▶ [What is required]
Skip the pictures. Reproduce all other material exactly.

▶ [Information shown]
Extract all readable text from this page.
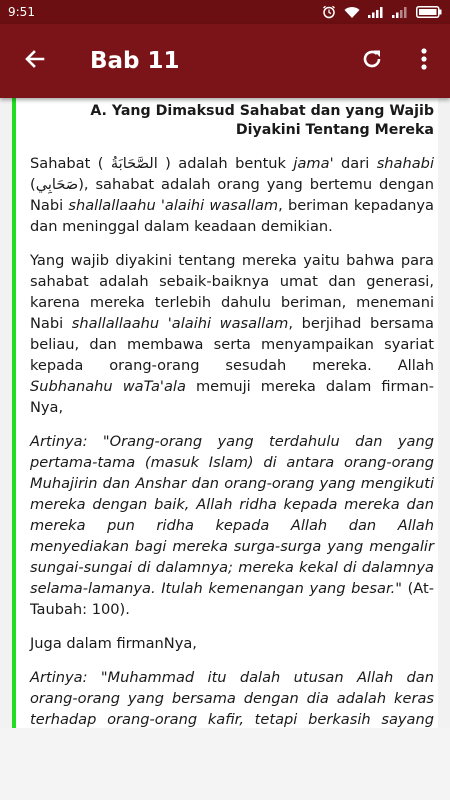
9:51
Bab 11
A. Yang Dimaksud Sahabat dan yang Wajib Diyakini Tentang Mereka

Sahabat ( الصَّحَابَةُ ) adalah bentuk jama' dari shahabi (صَحَابِي), sahabat adalah orang yang bertemu dengan Nabi shallallaahu 'alaihi wasallam, beriman kepadanya dan meninggal dalam keadaan demikian.

Yang wajib diyakini tentang mereka yaitu bahwa para sahabat adalah sebaik-baiknya umat dan generasi, karena mereka terlebih dahulu beriman, menemani Nabi shallallaahu 'alaihi wasallam, berjihad bersama beliau, dan membawa serta menyampaikan syariat kepada orang-orang sesudah mereka. Allah Subhanahu waTa'ala memuji mereka dalam firman-Nya,

Artinya: "Orang-orang yang terdahulu dan yang pertama-tama (masuk Islam) di antara orang-orang Muhajirin dan Anshar dan orang-orang yang mengikuti mereka dengan baik, Allah ridha kepada mereka dan mereka pun ridha kepada Allah dan Allah menyediakan bagi mereka surga-surga yang mengalir sungai-sungai di dalamnya; mereka kekal di dalamnya selama-lamanya. Itulah kemenangan yang besar." (At-Taubah: 100).

Juga dalam firmanNya,

Artinya: "Muhammad itu dalah utusan Allah dan orang-orang yang bersama dengan dia adalah keras terhadap orang-orang kafir, tetapi berkasih sayang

▶ [Output below]
Extract all readable text from this page.
9:51
Bab 11
A. Yang Dimaksud Sahabat dan yang Wajib Diyakini Tentang Mereka

Sahabat ( الصَّحَابَةُ ) adalah bentuk jama' dari shahabi (صَحَابِي), sahabat adalah orang yang bertemu dengan Nabi shallallaahu 'alaihi wasallam, beriman kepadanya dan meninggal dalam keadaan demikian.

Yang wajib diyakini tentang mereka yaitu bahwa para sahabat adalah sebaik-baiknya umat dan generasi, karena mereka terlebih dahulu beriman, menemani Nabi shallallaahu 'alaihi wasallam, berjihad bersama beliau, dan membawa serta menyampaikan syariat kepada orang-orang sesudah mereka. Allah Subhanahu waTa'ala memuji mereka dalam firman-Nya,

Artinya: "Orang-orang yang terdahulu dan yang pertama-tama (masuk Islam) di antara orang-orang Muhajirin dan Anshar dan orang-orang yang mengikuti mereka dengan baik, Allah ridha kepada mereka dan mereka pun ridha kepada Allah dan Allah menyediakan bagi mereka surga-surga yang mengalir sungai-sungai di dalamnya; mereka kekal di dalamnya selama-lamanya. Itulah kemenangan yang besar." (At-Taubah: 100).

Juga dalam firmanNya,

Artinya: "Muhammad itu dalah utusan Allah dan orang-orang yang bersama dengan dia adalah keras terhadap orang-orang kafir, tetapi berkasih sayang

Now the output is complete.